• **AIM OF THE TASK**:
Copy out each line of the data holding "heading".

Dataset items:
★ ★ ★ ★ ★

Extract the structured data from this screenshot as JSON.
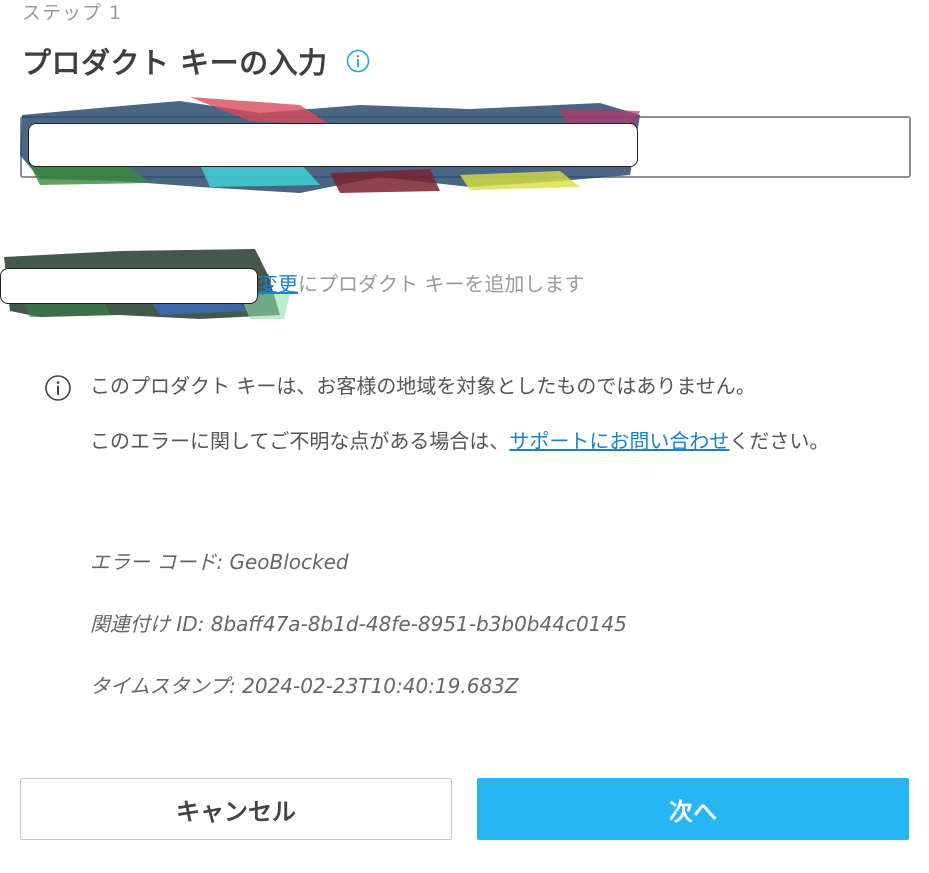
{
  "step": {
    "label": "ステップ 1"
  },
  "header": {
    "title": "プロダクト キーの入力",
    "info_icon": "info-icon",
    "info_icon_color": "#1aa7e6"
  },
  "key_input": {
    "value": "",
    "redacted": true
  },
  "account": {
    "redacted": true,
    "change_link": "変更",
    "suffix": "にプロダクト キーを追加します"
  },
  "error": {
    "icon": "info-icon",
    "message": "このプロダクト キーは、お客様の地域を対象としたものではありません。",
    "help_prefix": "このエラーに関してご不明な点がある場合は、",
    "help_link": "サポートにお問い合わせ",
    "help_suffix": "ください。",
    "code": "エラー コード: GeoBlocked",
    "correlation_id": "関連付け ID: 8baff47a-8b1d-48fe-8951-b3b0b44c0145",
    "timestamp": "タイムスタンプ: 2024-02-23T10:40:19.683Z"
  },
  "buttons": {
    "cancel": "キャンセル",
    "next": "次へ"
  },
  "colors": {
    "accent": "#27b6f5",
    "link": "#1a82c9"
  }
}
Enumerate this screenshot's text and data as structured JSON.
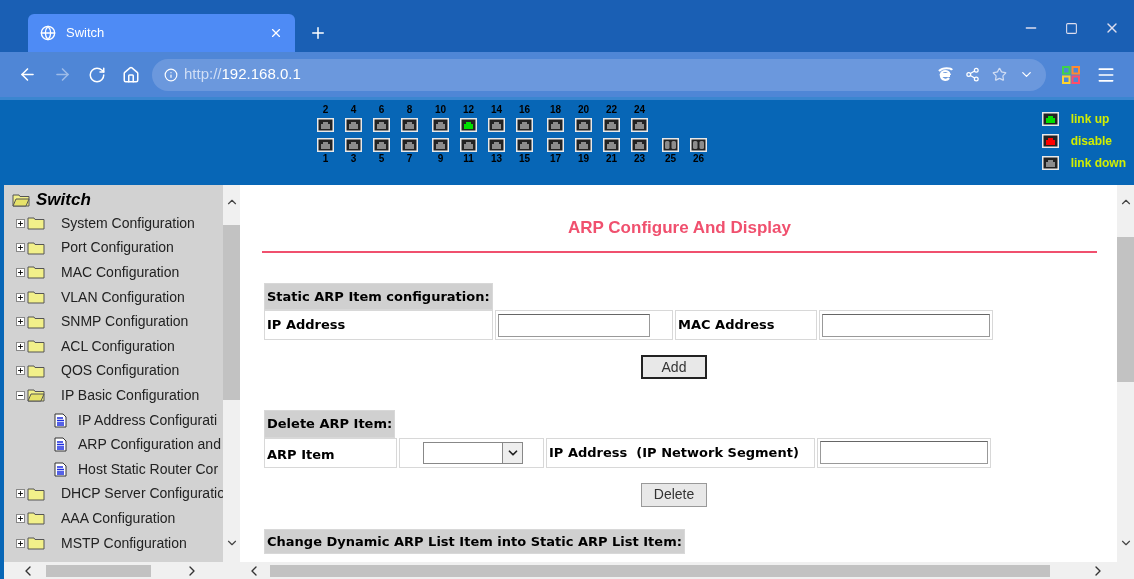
{
  "browser": {
    "tab": {
      "title": "Switch"
    },
    "url": {
      "scheme": "http://",
      "host": "192.168.0.1"
    }
  },
  "ports": {
    "groups": [
      {
        "kind": "copper",
        "columns": [
          {
            "top": {
              "label": "2",
              "link_up": false
            },
            "bottom": {
              "label": "1",
              "link_up": false
            }
          },
          {
            "top": {
              "label": "4",
              "link_up": false
            },
            "bottom": {
              "label": "3",
              "link_up": false
            }
          },
          {
            "top": {
              "label": "6",
              "link_up": false
            },
            "bottom": {
              "label": "5",
              "link_up": false
            }
          },
          {
            "top": {
              "label": "8",
              "link_up": false
            },
            "bottom": {
              "label": "7",
              "link_up": false
            }
          }
        ]
      },
      {
        "kind": "copper",
        "columns": [
          {
            "top": {
              "label": "10",
              "link_up": false
            },
            "bottom": {
              "label": "9",
              "link_up": false
            }
          },
          {
            "top": {
              "label": "12",
              "link_up": true
            },
            "bottom": {
              "label": "11",
              "link_up": false
            }
          },
          {
            "top": {
              "label": "14",
              "link_up": false
            },
            "bottom": {
              "label": "13",
              "link_up": false
            }
          },
          {
            "top": {
              "label": "16",
              "link_up": false
            },
            "bottom": {
              "label": "15",
              "link_up": false
            }
          }
        ]
      },
      {
        "kind": "copper",
        "columns": [
          {
            "top": {
              "label": "18",
              "link_up": false
            },
            "bottom": {
              "label": "17",
              "link_up": false
            }
          },
          {
            "top": {
              "label": "20",
              "link_up": false
            },
            "bottom": {
              "label": "19",
              "link_up": false
            }
          },
          {
            "top": {
              "label": "22",
              "link_up": false
            },
            "bottom": {
              "label": "21",
              "link_up": false
            }
          },
          {
            "top": {
              "label": "24",
              "link_up": false
            },
            "bottom": {
              "label": "23",
              "link_up": false
            }
          }
        ]
      },
      {
        "kind": "fiber",
        "columns": [
          {
            "bottom": {
              "label": "25",
              "link_up": false
            }
          },
          {
            "bottom": {
              "label": "26",
              "link_up": false
            }
          }
        ]
      }
    ],
    "legend": [
      {
        "color": "#00e000",
        "label": "link up"
      },
      {
        "color": "#ff0000",
        "label": "disable"
      },
      {
        "color": "#8c8c8c",
        "label": "link down"
      }
    ]
  },
  "sidebar": {
    "root": "Switch",
    "items": [
      {
        "label": "System Configuration",
        "expanded": false
      },
      {
        "label": "Port Configuration",
        "expanded": false
      },
      {
        "label": "MAC Configuration",
        "expanded": false
      },
      {
        "label": "VLAN Configuration",
        "expanded": false
      },
      {
        "label": "SNMP Configuration",
        "expanded": false
      },
      {
        "label": "ACL Configuration",
        "expanded": false
      },
      {
        "label": "QOS Configuration",
        "expanded": false
      },
      {
        "label": "IP Basic Configuration",
        "expanded": true,
        "children": [
          {
            "label": "IP Address Configurati"
          },
          {
            "label": "ARP Configuration and"
          },
          {
            "label": "Host Static Router Cor"
          }
        ]
      },
      {
        "label": "DHCP Server Configuratio",
        "expanded": false
      },
      {
        "label": "AAA Configuration",
        "expanded": false
      },
      {
        "label": "MSTP Configuration",
        "expanded": false
      }
    ]
  },
  "content": {
    "title": "ARP Configure And Display",
    "static_section": {
      "heading": "Static ARP Item configuration:",
      "ip_label": "IP Address",
      "mac_label": "MAC Address",
      "button": "Add"
    },
    "delete_section": {
      "heading": "Delete ARP Item:",
      "item_label": "ARP Item",
      "ip_label": "IP Address  (IP Network Segment)",
      "button": "Delete"
    },
    "next_section": {
      "heading": "Change Dynamic ARP List Item into Static ARP List Item:"
    }
  }
}
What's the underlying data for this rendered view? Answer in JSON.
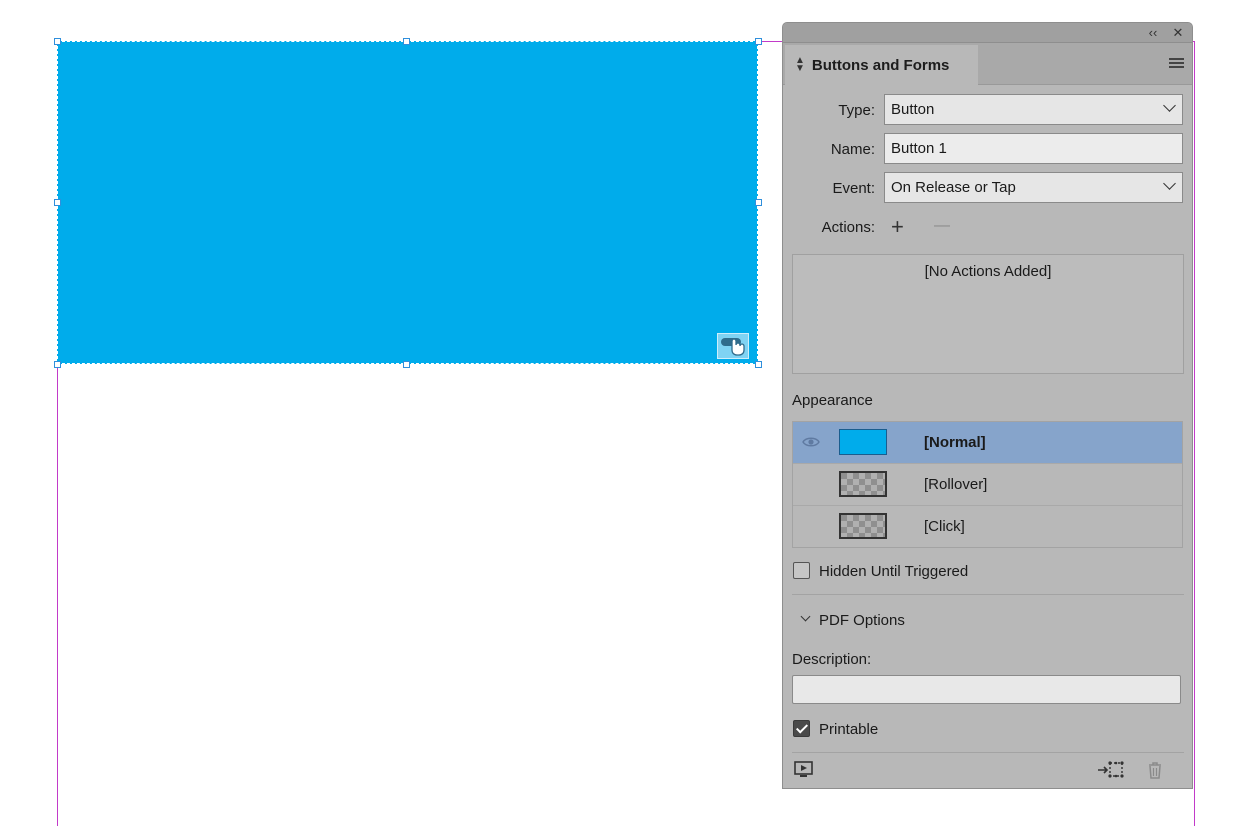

★ ★ ★ ★ ★

• **OUTPUT FOR THIS EXERCISE**:
      "heading": "Static ARP Item configuration:",
      "heading": "Delete ARP Item:",
      "heading": "Change Dynamic ARP List Item into Static ARP List Item:"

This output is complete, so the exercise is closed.